Exercise materials
####

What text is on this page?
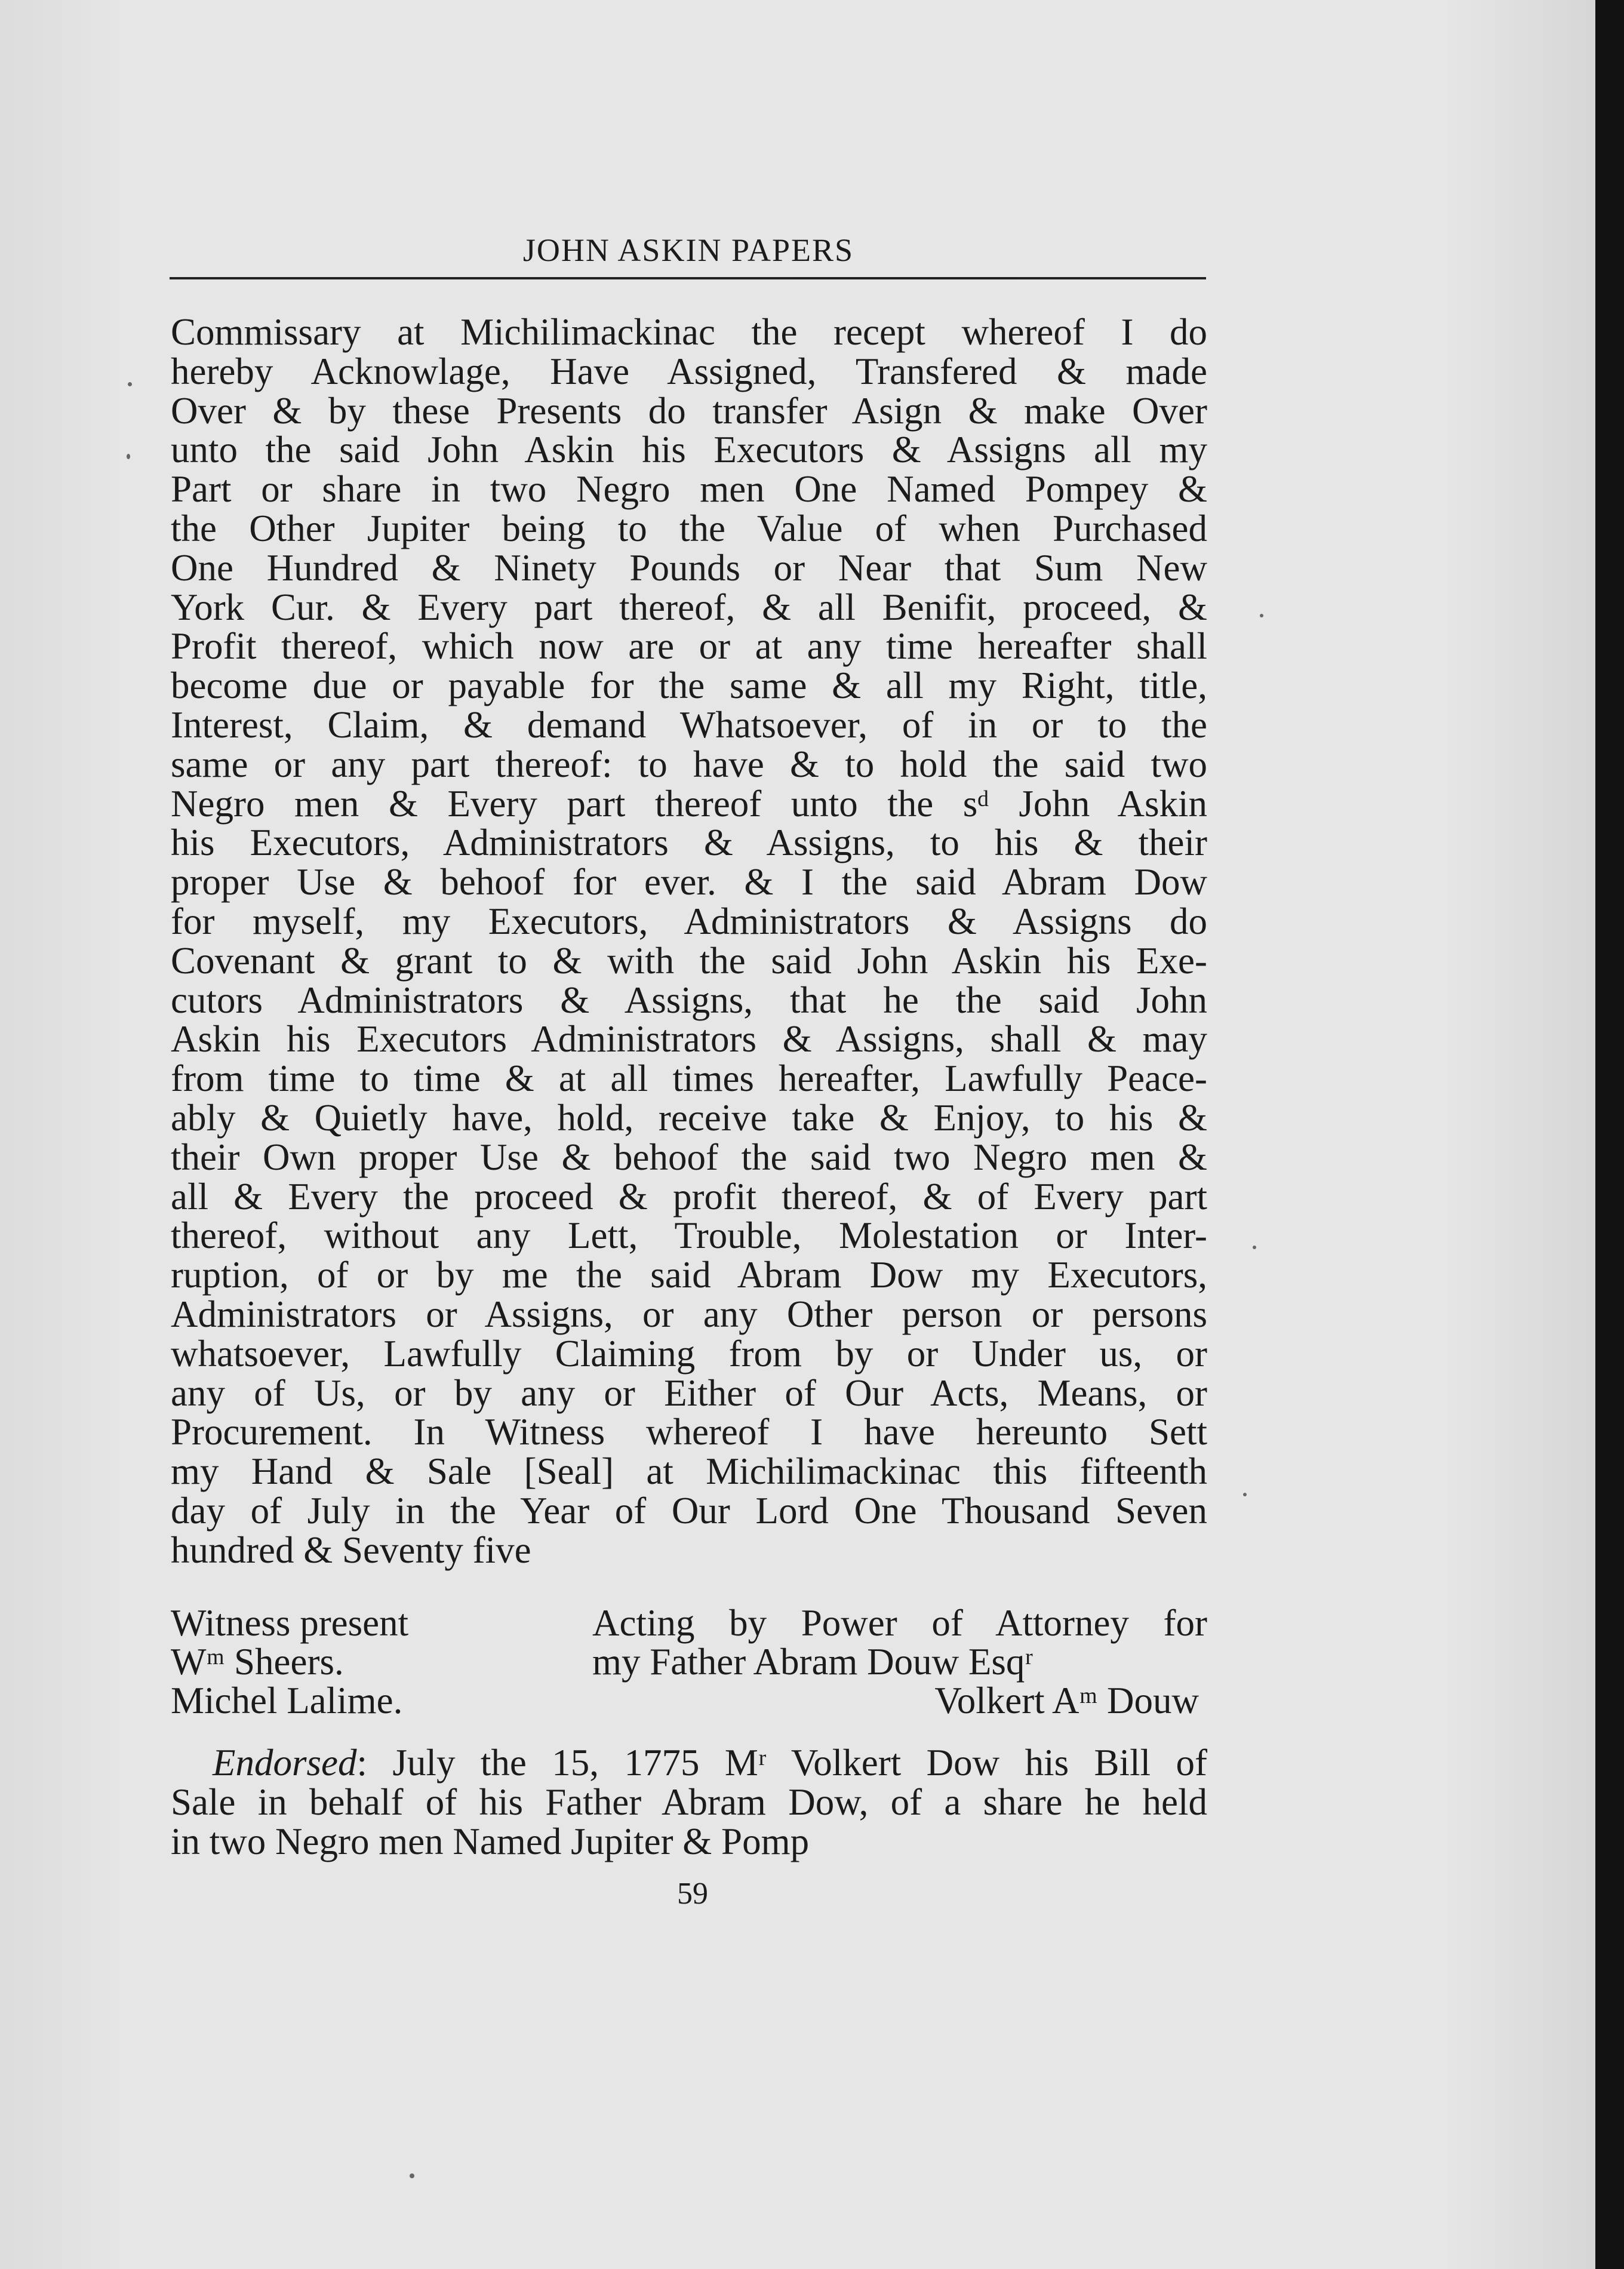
JOHN ASKIN PAPERS
Commissary at Michilimackinac the recept whereof I do
hereby Acknowlage, Have Assigned, Transfered & made
Over & by these Presents do transfer Asign & make Over
unto the said John Askin his Executors & Assigns all my
Part or share in two Negro men One Named Pompey &
the Other Jupiter being to the Value of when Purchased
One Hundred & Ninety Pounds or Near that Sum New
York Cur. & Every part thereof, & all Benifit, proceed, &
Profit thereof, which now are or at any time hereafter shall
become due or payable for the same & all my Right, title,
Interest, Claim, & demand Whatsoever, of in or to the
same or any part thereof: to have & to hold the said two
Negro men & Every part thereof unto the sᵈ John Askin
his Executors, Administrators & Assigns, to his & their
proper Use & behoof for ever. & I the said Abram Dow
for myself, my Executors, Administrators & Assigns do
Covenant & grant to & with the said John Askin his Exe-
cutors Administrators & Assigns, that he the said John
Askin his Executors Administrators & Assigns, shall & may
from time to time & at all times hereafter, Lawfully Peace-
ably & Quietly have, hold, receive take & Enjoy, to his &
their Own proper Use & behoof the said two Negro men &
all & Every the proceed & profit thereof, & of Every part
thereof, without any Lett, Trouble, Molestation or Inter-
ruption, of or by me the said Abram Dow my Executors,
Administrators or Assigns, or any Other person or persons
whatsoever, Lawfully Claiming from by or Under us, or
any of Us, or by any or Either of Our Acts, Means, or
Procurement. In Witness whereof I have hereunto Sett
my Hand & Sale [Seal] at Michilimackinac this fifteenth
day of July in the Year of Our Lord One Thousand Seven
hundred & Seventy five
Witness present	Acting by Power of Attorney for
Wᵐ Sheers.	my Father Abram Douw Esqʳ
Michel Lalime.	Volkert Aᵐ Douw
Endorsed: July the 15, 1775 Mʳ Volkert Dow his Bill of
Sale in behalf of his Father Abram Dow, of a share he held
in two Negro men Named Jupiter & Pomp
59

####

Brief
Count every line in the listing above that holds "time", then report only the count.

Task result
2